§ **TASK**
An exact copy of all the data is required, with pictures left out.

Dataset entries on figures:
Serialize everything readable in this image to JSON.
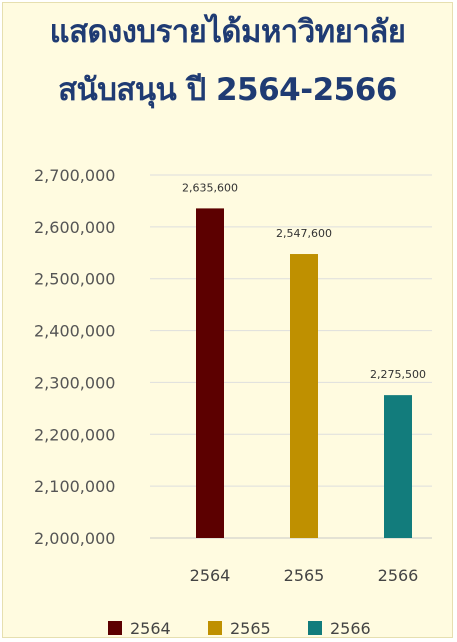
{
  "title_line1": "แสดงงบรายได้มหาวิทยาลัย",
  "title_line2": "สนับสนุน ปี 2564-2566",
  "chart_data": {
    "type": "bar",
    "title": "แสดงงบรายได้มหาวิทยาลัย สนับสนุน ปี 2564-2566",
    "categories": [
      "2564",
      "2565",
      "2566"
    ],
    "values": [
      2635600,
      2547600,
      2275500
    ],
    "data_labels": [
      "2,635,600",
      "2,547,600",
      "2,275,500"
    ],
    "colors": [
      "#5c0000",
      "#bf9000",
      "#127c7c"
    ],
    "ylim": [
      2000000,
      2700000
    ],
    "yticks": [
      2000000,
      2100000,
      2200000,
      2300000,
      2400000,
      2500000,
      2600000,
      2700000
    ],
    "ytick_labels": [
      "2,000,000",
      "2,100,000",
      "2,200,000",
      "2,300,000",
      "2,400,000",
      "2,500,000",
      "2,600,000",
      "2,700,000"
    ],
    "grid": true,
    "legend": {
      "position": "bottom",
      "entries": [
        "2564",
        "2565",
        "2566"
      ]
    }
  }
}
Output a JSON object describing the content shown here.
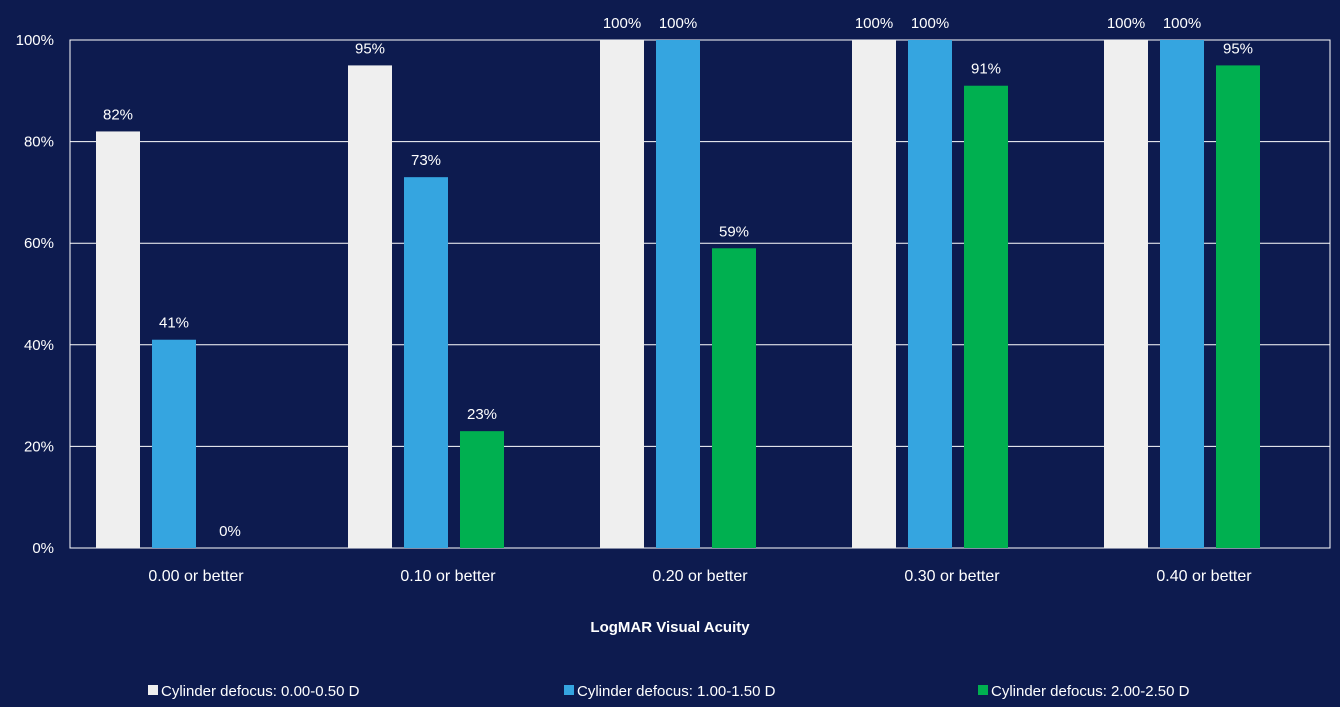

§ **WRITTEN ANSWER**
Serialize everything readable in this image to JSON.
{
  "title_line1": "แสดงงบรายได้มหาวิทยาลัย",
  "title_line2": "สนับสนุน ปี 2564-2566",
  "chart_data": {
    "type": "bar",
    "title": "แสดงงบรายได้มหาวิทยาลัย สนับสนุน ปี 2564-2566",
    "categories": [
      "2564",
      "2565",
      "2566"
    ],
    "values": [
      2635600,
      2547600,
      2275500
    ],
    "data_labels": [
      "2,635,600",
      "2,547,600",
      "2,275,500"
    ],
    "colors": [
      "#5c0000",
      "#bf9000",
      "#127c7c"
    ],
    "ylim": [
      2000000,
      2700000
    ],
    "yticks": [
      2000000,
      2100000,
      2200000,
      2300000,
      2400000,
      2500000,
      2600000,
      2700000
    ],
    "ytick_labels": [
      "2,000,000",
      "2,100,000",
      "2,200,000",
      "2,300,000",
      "2,400,000",
      "2,500,000",
      "2,600,000",
      "2,700,000"
    ],
    "grid": true,
    "legend": {
      "position": "bottom",
      "entries": [
        "2564",
        "2565",
        "2566"
      ]
    }
  }
}
Output a JSON object describing the content shown here.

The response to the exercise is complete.